## STATED TASK
Across the data below, how many lines hold "this"? Answer with that number and nothing else.

======== RECORDS SUPPLIED ========

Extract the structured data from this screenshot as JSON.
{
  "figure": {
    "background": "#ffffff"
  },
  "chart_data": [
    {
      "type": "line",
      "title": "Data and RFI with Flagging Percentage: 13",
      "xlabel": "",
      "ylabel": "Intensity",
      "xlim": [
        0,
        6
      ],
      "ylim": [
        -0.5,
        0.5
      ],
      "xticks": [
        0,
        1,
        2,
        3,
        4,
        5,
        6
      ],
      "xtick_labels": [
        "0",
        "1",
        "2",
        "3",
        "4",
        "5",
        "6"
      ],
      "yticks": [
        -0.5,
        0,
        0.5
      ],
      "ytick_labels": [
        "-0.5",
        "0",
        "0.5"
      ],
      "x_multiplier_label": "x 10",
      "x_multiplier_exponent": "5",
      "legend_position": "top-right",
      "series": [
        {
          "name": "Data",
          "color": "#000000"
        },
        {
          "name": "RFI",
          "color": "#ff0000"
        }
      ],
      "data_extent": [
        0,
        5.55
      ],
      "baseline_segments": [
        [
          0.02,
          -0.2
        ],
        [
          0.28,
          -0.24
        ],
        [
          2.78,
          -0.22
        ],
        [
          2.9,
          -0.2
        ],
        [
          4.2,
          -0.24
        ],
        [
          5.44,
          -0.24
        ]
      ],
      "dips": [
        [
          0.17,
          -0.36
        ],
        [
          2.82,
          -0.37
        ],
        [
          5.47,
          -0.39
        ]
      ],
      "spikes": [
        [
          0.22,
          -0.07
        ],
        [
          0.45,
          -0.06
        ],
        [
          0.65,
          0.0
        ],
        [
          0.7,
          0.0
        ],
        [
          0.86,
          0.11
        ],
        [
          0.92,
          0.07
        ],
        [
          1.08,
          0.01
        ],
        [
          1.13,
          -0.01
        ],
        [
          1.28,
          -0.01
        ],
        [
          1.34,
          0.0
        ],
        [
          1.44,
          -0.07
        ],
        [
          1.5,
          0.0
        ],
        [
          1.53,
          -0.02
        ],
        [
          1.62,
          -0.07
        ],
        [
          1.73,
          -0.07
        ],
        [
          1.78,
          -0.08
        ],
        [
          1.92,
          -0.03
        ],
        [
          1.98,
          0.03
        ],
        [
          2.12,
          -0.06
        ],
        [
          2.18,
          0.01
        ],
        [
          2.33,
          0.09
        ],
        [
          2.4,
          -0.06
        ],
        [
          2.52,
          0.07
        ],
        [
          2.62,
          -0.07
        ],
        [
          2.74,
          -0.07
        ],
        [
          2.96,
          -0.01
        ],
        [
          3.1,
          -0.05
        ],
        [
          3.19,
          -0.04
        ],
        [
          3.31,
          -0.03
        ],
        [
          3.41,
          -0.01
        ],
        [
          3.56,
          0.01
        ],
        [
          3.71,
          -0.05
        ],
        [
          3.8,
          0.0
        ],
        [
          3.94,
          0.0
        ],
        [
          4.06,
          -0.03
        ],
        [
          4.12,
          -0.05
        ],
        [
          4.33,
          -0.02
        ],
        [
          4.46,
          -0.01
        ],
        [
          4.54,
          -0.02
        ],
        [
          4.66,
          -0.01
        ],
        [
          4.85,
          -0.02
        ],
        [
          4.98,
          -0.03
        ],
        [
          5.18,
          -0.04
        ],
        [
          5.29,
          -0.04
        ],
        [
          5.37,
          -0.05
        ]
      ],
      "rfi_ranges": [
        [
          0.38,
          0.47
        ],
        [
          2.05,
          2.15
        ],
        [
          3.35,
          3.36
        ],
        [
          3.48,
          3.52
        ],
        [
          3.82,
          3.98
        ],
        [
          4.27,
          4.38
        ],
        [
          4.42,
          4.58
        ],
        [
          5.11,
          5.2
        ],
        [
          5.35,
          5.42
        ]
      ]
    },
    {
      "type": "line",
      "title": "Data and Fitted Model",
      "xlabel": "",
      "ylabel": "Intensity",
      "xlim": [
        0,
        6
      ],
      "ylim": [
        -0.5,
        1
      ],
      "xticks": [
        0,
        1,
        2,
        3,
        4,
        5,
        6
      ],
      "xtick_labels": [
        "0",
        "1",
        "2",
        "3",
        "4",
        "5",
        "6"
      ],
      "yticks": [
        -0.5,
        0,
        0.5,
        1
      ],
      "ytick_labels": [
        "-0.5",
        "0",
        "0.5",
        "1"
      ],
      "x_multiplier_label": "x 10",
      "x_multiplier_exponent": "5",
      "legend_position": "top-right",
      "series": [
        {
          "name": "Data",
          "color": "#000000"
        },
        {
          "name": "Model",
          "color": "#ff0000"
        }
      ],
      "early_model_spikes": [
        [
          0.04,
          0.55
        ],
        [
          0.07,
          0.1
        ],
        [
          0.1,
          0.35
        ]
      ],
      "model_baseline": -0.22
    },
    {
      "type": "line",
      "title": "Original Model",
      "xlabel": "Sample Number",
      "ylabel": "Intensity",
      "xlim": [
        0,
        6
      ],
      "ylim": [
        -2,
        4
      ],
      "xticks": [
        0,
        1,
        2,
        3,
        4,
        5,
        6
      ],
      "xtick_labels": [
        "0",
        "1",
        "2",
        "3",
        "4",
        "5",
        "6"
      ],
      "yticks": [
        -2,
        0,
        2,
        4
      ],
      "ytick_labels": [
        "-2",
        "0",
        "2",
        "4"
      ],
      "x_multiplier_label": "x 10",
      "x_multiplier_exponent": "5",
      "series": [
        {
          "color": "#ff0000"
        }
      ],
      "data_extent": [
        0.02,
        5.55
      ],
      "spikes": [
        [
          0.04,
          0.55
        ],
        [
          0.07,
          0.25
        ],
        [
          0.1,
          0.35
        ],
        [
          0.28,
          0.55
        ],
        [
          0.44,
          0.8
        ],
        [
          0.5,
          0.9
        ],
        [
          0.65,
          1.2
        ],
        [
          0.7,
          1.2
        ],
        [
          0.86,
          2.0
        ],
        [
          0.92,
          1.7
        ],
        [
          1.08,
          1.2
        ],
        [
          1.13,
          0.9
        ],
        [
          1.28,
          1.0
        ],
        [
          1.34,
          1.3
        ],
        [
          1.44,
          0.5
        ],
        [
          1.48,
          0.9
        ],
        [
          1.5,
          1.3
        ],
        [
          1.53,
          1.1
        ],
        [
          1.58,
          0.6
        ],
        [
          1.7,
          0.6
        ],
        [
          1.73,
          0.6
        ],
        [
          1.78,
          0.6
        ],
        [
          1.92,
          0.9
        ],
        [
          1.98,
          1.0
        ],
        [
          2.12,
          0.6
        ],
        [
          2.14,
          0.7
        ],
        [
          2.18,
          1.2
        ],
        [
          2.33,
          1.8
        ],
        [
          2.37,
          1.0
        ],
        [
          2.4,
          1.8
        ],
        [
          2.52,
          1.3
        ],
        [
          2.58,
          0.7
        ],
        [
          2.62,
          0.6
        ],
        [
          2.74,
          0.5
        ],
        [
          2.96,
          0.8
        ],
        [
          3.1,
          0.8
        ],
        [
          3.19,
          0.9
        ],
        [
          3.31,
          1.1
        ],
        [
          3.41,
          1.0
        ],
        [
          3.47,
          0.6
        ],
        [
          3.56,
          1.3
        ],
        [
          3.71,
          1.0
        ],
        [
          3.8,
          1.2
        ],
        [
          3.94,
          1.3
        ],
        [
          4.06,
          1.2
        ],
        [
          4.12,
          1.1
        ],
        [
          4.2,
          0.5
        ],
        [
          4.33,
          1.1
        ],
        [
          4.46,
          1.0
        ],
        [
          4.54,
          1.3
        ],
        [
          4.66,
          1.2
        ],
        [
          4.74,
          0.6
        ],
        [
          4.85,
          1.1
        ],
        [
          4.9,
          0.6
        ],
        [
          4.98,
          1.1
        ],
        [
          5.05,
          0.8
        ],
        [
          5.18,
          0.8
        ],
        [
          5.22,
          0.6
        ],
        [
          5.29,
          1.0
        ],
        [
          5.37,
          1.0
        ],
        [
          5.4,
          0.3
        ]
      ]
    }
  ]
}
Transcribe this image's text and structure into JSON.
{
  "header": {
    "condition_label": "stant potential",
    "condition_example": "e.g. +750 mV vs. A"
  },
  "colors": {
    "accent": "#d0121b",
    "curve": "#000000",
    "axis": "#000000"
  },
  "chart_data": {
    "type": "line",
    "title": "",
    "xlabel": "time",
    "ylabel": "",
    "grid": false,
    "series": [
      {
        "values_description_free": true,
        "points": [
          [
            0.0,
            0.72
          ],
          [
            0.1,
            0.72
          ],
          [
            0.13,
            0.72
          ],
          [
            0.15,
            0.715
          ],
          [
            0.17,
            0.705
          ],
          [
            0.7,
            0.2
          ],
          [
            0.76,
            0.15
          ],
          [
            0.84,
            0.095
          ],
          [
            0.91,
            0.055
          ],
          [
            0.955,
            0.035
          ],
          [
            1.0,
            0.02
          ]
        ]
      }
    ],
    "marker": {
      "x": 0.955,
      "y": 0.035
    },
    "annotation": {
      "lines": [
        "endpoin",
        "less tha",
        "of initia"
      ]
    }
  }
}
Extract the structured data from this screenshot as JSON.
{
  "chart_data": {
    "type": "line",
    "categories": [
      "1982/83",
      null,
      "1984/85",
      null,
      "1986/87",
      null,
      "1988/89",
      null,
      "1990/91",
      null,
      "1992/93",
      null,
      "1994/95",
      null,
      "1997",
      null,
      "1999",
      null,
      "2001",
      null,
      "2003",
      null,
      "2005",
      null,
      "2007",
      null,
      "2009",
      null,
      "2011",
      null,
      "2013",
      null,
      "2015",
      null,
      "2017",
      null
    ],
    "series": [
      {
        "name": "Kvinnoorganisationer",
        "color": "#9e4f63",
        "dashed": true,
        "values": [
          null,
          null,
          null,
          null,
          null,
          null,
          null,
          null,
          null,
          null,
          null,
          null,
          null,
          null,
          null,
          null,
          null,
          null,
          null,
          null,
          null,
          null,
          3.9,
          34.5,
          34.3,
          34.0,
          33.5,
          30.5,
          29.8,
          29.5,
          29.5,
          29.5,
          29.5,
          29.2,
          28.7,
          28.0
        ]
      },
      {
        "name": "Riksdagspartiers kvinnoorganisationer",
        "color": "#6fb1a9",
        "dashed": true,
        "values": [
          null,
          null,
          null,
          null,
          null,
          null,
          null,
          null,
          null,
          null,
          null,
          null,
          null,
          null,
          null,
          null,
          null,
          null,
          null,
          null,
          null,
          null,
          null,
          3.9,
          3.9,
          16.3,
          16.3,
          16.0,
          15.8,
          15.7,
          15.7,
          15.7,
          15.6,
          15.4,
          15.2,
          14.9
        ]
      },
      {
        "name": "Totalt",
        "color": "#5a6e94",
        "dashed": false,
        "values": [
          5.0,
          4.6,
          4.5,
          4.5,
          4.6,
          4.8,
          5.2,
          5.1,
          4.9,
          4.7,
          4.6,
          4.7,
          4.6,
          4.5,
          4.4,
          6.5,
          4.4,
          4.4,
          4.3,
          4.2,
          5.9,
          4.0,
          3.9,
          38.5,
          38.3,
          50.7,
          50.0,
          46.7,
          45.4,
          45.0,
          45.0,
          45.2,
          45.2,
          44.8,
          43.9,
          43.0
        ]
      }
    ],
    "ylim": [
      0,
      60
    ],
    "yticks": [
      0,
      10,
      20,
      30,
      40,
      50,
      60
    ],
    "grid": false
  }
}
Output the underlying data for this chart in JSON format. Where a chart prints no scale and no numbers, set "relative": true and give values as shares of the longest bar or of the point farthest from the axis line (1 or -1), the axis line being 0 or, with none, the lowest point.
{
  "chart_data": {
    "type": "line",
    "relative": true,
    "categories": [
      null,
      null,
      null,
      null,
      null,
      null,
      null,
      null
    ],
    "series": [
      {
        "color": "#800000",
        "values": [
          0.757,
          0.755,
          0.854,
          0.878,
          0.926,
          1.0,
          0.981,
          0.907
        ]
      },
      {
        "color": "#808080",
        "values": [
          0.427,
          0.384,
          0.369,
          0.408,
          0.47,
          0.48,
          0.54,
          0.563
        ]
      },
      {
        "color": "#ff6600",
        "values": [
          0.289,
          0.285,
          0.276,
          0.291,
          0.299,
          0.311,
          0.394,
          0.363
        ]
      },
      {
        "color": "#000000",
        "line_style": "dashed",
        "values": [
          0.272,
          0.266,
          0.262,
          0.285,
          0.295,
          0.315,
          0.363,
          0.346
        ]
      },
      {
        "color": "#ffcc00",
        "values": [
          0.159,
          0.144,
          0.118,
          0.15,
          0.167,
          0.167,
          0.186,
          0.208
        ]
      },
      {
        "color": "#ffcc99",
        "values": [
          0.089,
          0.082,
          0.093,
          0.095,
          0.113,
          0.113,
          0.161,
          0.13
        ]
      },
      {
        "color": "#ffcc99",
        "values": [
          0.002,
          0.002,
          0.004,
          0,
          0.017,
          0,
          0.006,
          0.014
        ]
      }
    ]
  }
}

========

## WRITTEN REPLY
4